* TASK INSTRUCTIONS *
Your task is to transcribe the records exactly, skipping every image.

━━━━

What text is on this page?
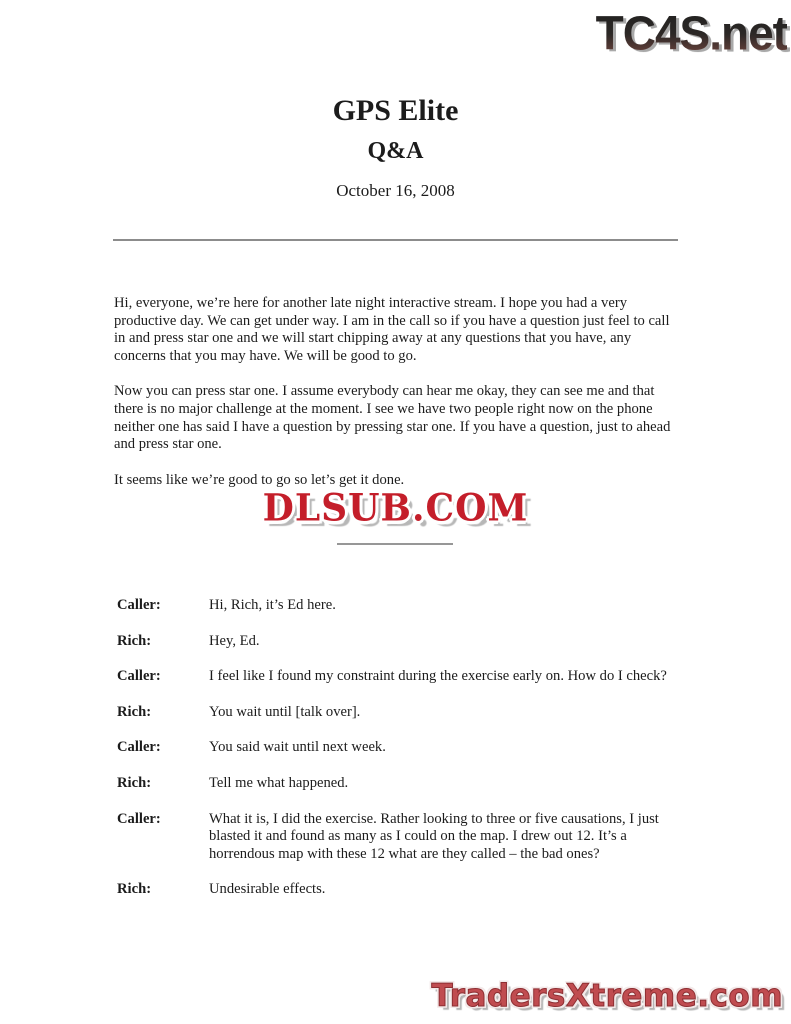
TC4S.net
GPS Elite
Q&A
October 16, 2008

Hi, everyone, we’re here for another late night interactive stream. I hope you had a very productive day. We can get under way. I am in the call so if you have a question just feel to call in and press star one and we will start chipping away at any questions that you have, any concerns that you may have. We will be good to go.

Now you can press star one. I assume everybody can hear me okay, they can see me and that there is no major challenge at the moment. I see we have two people right now on the phone neither one has said I have a question by pressing star one. If you have a question, just to ahead and press star one.

It seems like we’re good to go so let’s get it done.

DLSUB.COM
Caller:	Hi, Rich, it’s Ed here.
Rich:	Hey, Ed.
Caller:	I feel like I found my constraint during the exercise early on. How do I check?
Rich:	You wait until [talk over].
Caller:	You said wait until next week.
Rich:	Tell me what happened.
Caller:	What it is, I did the exercise. Rather looking to three or five causations, I just blasted it and found as many as I could on the map. I drew out 12. It’s a horrendous map with these 12 what are they called – the bad ones?
Rich:	Undesirable effects.
TradersXtreme.com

━━━━

* FULL OUTPUT *
What text is on this page?
TC4S.net
GPS Elite
Q&A
October 16, 2008

Hi, everyone, we’re here for another late night interactive stream. I hope you had a very productive day. We can get under way. I am in the call so if you have a question just feel to call in and press star one and we will start chipping away at any questions that you have, any concerns that you may have. We will be good to go.

Now you can press star one. I assume everybody can hear me okay, they can see me and that there is no major challenge at the moment. I see we have two people right now on the phone neither one has said I have a question by pressing star one. If you have a question, just to ahead and press star one.

It seems like we’re good to go so let’s get it done.

DLSUB.COM
Caller:	Hi, Rich, it’s Ed here.
Rich:	Hey, Ed.
Caller:	I feel like I found my constraint during the exercise early on. How do I check?
Rich:	You wait until [talk over].
Caller:	You said wait until next week.
Rich:	Tell me what happened.
Caller:	What it is, I did the exercise. Rather looking to three or five causations, I just blasted it and found as many as I could on the map. I drew out 12. It’s a horrendous map with these 12 what are they called – the bad ones?
Rich:	Undesirable effects.
TradersXtreme.com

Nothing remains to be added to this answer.